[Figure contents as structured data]

-- START --

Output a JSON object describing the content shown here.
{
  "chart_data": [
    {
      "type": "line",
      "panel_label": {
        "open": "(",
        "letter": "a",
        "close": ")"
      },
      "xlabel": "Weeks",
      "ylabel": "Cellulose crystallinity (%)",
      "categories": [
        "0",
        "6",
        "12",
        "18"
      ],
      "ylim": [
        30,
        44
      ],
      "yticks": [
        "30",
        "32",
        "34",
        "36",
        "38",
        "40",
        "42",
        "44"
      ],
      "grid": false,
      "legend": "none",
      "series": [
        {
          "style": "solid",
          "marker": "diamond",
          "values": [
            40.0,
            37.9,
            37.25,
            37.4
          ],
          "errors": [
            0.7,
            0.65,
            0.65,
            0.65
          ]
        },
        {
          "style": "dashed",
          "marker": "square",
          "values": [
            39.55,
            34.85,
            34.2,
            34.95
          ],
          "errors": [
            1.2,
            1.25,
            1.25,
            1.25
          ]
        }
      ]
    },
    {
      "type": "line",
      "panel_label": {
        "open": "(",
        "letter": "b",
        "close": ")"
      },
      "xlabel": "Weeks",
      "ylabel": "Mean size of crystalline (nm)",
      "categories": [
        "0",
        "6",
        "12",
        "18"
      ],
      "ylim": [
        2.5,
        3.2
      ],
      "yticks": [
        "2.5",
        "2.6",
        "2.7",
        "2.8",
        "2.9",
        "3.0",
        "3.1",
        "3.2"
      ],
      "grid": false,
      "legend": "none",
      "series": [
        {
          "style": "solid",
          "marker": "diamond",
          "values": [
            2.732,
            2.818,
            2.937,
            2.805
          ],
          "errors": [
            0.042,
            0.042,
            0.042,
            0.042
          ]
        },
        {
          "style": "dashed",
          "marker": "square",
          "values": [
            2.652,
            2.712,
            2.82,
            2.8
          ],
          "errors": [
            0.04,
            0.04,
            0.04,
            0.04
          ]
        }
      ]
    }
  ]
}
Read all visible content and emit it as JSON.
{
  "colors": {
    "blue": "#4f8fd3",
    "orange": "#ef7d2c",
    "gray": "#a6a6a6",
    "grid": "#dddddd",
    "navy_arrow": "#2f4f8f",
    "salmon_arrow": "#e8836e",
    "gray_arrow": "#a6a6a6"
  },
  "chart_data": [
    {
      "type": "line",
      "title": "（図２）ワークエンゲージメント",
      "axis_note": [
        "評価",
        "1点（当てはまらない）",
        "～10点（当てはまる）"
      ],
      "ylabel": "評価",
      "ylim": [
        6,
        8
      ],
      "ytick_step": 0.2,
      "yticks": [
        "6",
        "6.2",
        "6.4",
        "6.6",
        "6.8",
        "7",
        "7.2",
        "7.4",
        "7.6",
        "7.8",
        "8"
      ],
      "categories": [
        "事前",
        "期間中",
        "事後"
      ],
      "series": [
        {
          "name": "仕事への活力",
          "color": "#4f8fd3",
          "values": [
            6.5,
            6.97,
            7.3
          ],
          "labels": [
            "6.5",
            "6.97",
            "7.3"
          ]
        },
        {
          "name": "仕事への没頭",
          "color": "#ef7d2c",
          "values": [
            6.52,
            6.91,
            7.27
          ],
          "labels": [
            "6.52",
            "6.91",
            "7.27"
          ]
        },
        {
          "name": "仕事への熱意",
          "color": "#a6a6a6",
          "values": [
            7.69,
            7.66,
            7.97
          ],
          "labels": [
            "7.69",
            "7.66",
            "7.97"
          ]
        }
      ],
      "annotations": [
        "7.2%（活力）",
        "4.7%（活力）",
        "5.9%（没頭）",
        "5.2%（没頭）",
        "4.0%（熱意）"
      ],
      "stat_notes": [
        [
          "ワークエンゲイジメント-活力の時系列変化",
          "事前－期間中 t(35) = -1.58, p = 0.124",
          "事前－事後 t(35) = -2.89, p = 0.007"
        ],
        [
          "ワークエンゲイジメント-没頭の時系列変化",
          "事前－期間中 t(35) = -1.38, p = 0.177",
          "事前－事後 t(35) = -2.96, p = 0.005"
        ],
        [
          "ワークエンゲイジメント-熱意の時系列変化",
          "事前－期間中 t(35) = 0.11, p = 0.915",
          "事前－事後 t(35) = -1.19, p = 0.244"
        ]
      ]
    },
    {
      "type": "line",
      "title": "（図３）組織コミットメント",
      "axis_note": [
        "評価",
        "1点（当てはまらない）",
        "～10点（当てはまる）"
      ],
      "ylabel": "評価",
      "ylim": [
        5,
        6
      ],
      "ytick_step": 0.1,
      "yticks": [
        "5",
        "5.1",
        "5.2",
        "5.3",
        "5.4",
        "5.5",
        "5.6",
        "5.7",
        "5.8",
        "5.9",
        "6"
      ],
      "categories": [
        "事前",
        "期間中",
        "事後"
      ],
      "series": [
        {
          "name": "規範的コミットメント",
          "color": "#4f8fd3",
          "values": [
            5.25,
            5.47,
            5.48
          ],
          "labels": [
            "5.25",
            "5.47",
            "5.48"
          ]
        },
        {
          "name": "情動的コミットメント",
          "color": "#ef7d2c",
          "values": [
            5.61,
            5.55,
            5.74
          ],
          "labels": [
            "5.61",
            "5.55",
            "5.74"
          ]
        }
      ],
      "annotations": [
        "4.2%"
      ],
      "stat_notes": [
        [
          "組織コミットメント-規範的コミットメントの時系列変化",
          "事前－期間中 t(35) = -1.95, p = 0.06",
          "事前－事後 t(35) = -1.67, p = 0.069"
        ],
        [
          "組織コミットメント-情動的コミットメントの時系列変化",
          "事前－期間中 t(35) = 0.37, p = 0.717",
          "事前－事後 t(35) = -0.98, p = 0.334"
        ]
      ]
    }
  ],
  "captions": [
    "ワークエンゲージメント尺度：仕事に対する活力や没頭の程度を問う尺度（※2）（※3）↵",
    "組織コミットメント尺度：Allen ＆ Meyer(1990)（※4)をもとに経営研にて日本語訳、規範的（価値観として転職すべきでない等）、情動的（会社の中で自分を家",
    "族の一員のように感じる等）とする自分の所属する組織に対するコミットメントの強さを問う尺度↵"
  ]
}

-- END --

§ **WORK TO BE COMPLETED**
Retype all of the data shown above, word for word.

§ **COMPLETED EXERCISE**
Output a JSON object describing the content shown here.
{
  "chart_data": [
    {
      "type": "line",
      "panel_label": {
        "open": "(",
        "letter": "a",
        "close": ")"
      },
      "xlabel": "Weeks",
      "ylabel": "Cellulose crystallinity (%)",
      "categories": [
        "0",
        "6",
        "12",
        "18"
      ],
      "ylim": [
        30,
        44
      ],
      "yticks": [
        "30",
        "32",
        "34",
        "36",
        "38",
        "40",
        "42",
        "44"
      ],
      "grid": false,
      "legend": "none",
      "series": [
        {
          "style": "solid",
          "marker": "diamond",
          "values": [
            40.0,
            37.9,
            37.25,
            37.4
          ],
          "errors": [
            0.7,
            0.65,
            0.65,
            0.65
          ]
        },
        {
          "style": "dashed",
          "marker": "square",
          "values": [
            39.55,
            34.85,
            34.2,
            34.95
          ],
          "errors": [
            1.2,
            1.25,
            1.25,
            1.25
          ]
        }
      ]
    },
    {
      "type": "line",
      "panel_label": {
        "open": "(",
        "letter": "b",
        "close": ")"
      },
      "xlabel": "Weeks",
      "ylabel": "Mean size of crystalline (nm)",
      "categories": [
        "0",
        "6",
        "12",
        "18"
      ],
      "ylim": [
        2.5,
        3.2
      ],
      "yticks": [
        "2.5",
        "2.6",
        "2.7",
        "2.8",
        "2.9",
        "3.0",
        "3.1",
        "3.2"
      ],
      "grid": false,
      "legend": "none",
      "series": [
        {
          "style": "solid",
          "marker": "diamond",
          "values": [
            2.732,
            2.818,
            2.937,
            2.805
          ],
          "errors": [
            0.042,
            0.042,
            0.042,
            0.042
          ]
        },
        {
          "style": "dashed",
          "marker": "square",
          "values": [
            2.652,
            2.712,
            2.82,
            2.8
          ],
          "errors": [
            0.04,
            0.04,
            0.04,
            0.04
          ]
        }
      ]
    }
  ]
}
Read all visible content and emit it as JSON.
{
  "colors": {
    "blue": "#4f8fd3",
    "orange": "#ef7d2c",
    "gray": "#a6a6a6",
    "grid": "#dddddd",
    "navy_arrow": "#2f4f8f",
    "salmon_arrow": "#e8836e",
    "gray_arrow": "#a6a6a6"
  },
  "chart_data": [
    {
      "type": "line",
      "title": "（図２）ワークエンゲージメント",
      "axis_note": [
        "評価",
        "1点（当てはまらない）",
        "～10点（当てはまる）"
      ],
      "ylabel": "評価",
      "ylim": [
        6,
        8
      ],
      "ytick_step": 0.2,
      "yticks": [
        "6",
        "6.2",
        "6.4",
        "6.6",
        "6.8",
        "7",
        "7.2",
        "7.4",
        "7.6",
        "7.8",
        "8"
      ],
      "categories": [
        "事前",
        "期間中",
        "事後"
      ],
      "series": [
        {
          "name": "仕事への活力",
          "color": "#4f8fd3",
          "values": [
            6.5,
            6.97,
            7.3
          ],
          "labels": [
            "6.5",
            "6.97",
            "7.3"
          ]
        },
        {
          "name": "仕事への没頭",
          "color": "#ef7d2c",
          "values": [
            6.52,
            6.91,
            7.27
          ],
          "labels": [
            "6.52",
            "6.91",
            "7.27"
          ]
        },
        {
          "name": "仕事への熱意",
          "color": "#a6a6a6",
          "values": [
            7.69,
            7.66,
            7.97
          ],
          "labels": [
            "7.69",
            "7.66",
            "7.97"
          ]
        }
      ],
      "annotations": [
        "7.2%（活力）",
        "4.7%（活力）",
        "5.9%（没頭）",
        "5.2%（没頭）",
        "4.0%（熱意）"
      ],
      "stat_notes": [
        [
          "ワークエンゲイジメント-活力の時系列変化",
          "事前－期間中 t(35) = -1.58, p = 0.124",
          "事前－事後 t(35) = -2.89, p = 0.007"
        ],
        [
          "ワークエンゲイジメント-没頭の時系列変化",
          "事前－期間中 t(35) = -1.38, p = 0.177",
          "事前－事後 t(35) = -2.96, p = 0.005"
        ],
        [
          "ワークエンゲイジメント-熱意の時系列変化",
          "事前－期間中 t(35) = 0.11, p = 0.915",
          "事前－事後 t(35) = -1.19, p = 0.244"
        ]
      ]
    },
    {
      "type": "line",
      "title": "（図３）組織コミットメント",
      "axis_note": [
        "評価",
        "1点（当てはまらない）",
        "～10点（当てはまる）"
      ],
      "ylabel": "評価",
      "ylim": [
        5,
        6
      ],
      "ytick_step": 0.1,
      "yticks": [
        "5",
        "5.1",
        "5.2",
        "5.3",
        "5.4",
        "5.5",
        "5.6",
        "5.7",
        "5.8",
        "5.9",
        "6"
      ],
      "categories": [
        "事前",
        "期間中",
        "事後"
      ],
      "series": [
        {
          "name": "規範的コミットメント",
          "color": "#4f8fd3",
          "values": [
            5.25,
            5.47,
            5.48
          ],
          "labels": [
            "5.25",
            "5.47",
            "5.48"
          ]
        },
        {
          "name": "情動的コミットメント",
          "color": "#ef7d2c",
          "values": [
            5.61,
            5.55,
            5.74
          ],
          "labels": [
            "5.61",
            "5.55",
            "5.74"
          ]
        }
      ],
      "annotations": [
        "4.2%"
      ],
      "stat_notes": [
        [
          "組織コミットメント-規範的コミットメントの時系列変化",
          "事前－期間中 t(35) = -1.95, p = 0.06",
          "事前－事後 t(35) = -1.67, p = 0.069"
        ],
        [
          "組織コミットメント-情動的コミットメントの時系列変化",
          "事前－期間中 t(35) = 0.37, p = 0.717",
          "事前－事後 t(35) = -0.98, p = 0.334"
        ]
      ]
    }
  ],
  "captions": [
    "ワークエンゲージメント尺度：仕事に対する活力や没頭の程度を問う尺度（※2）（※3）↵",
    "組織コミットメント尺度：Allen ＆ Meyer(1990)（※4)をもとに経営研にて日本語訳、規範的（価値観として転職すべきでない等）、情動的（会社の中で自分を家",
    "族の一員のように感じる等）とする自分の所属する組織に対するコミットメントの強さを問う尺度↵"
  ]
}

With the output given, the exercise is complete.